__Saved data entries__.
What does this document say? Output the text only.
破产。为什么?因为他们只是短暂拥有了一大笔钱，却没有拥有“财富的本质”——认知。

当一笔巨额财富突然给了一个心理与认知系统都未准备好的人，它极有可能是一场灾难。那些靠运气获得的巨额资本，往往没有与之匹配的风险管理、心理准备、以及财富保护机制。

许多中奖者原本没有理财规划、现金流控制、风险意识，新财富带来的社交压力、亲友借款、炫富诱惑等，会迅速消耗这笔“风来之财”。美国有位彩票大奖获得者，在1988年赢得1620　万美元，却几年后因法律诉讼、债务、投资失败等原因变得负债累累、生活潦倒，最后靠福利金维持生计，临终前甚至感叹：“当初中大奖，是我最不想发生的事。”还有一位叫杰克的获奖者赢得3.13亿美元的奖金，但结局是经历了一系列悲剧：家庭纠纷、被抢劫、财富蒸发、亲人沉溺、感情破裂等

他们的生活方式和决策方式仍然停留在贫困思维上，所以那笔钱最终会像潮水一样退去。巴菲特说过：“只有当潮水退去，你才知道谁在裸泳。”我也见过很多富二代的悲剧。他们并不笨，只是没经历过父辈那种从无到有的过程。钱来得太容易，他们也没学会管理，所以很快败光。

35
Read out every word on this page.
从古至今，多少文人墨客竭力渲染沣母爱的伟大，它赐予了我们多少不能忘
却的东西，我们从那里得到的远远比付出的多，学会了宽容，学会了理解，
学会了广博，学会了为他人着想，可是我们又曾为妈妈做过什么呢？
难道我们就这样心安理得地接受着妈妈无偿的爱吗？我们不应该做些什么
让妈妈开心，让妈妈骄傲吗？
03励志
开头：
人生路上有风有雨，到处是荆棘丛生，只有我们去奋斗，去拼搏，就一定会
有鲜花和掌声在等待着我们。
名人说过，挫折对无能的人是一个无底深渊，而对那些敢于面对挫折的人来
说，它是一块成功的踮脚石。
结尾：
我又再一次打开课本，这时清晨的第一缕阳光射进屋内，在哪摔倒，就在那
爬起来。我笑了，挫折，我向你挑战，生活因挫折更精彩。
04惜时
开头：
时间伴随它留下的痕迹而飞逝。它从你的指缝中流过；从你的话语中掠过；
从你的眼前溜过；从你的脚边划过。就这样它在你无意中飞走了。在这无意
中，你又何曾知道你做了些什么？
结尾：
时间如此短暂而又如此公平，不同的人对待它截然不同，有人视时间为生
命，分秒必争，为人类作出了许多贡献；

__Requirement__. Extract every line from the records above that contains the word "this".

__Full solution__.
What does this document say? Output the text only.
Read out every word on this page.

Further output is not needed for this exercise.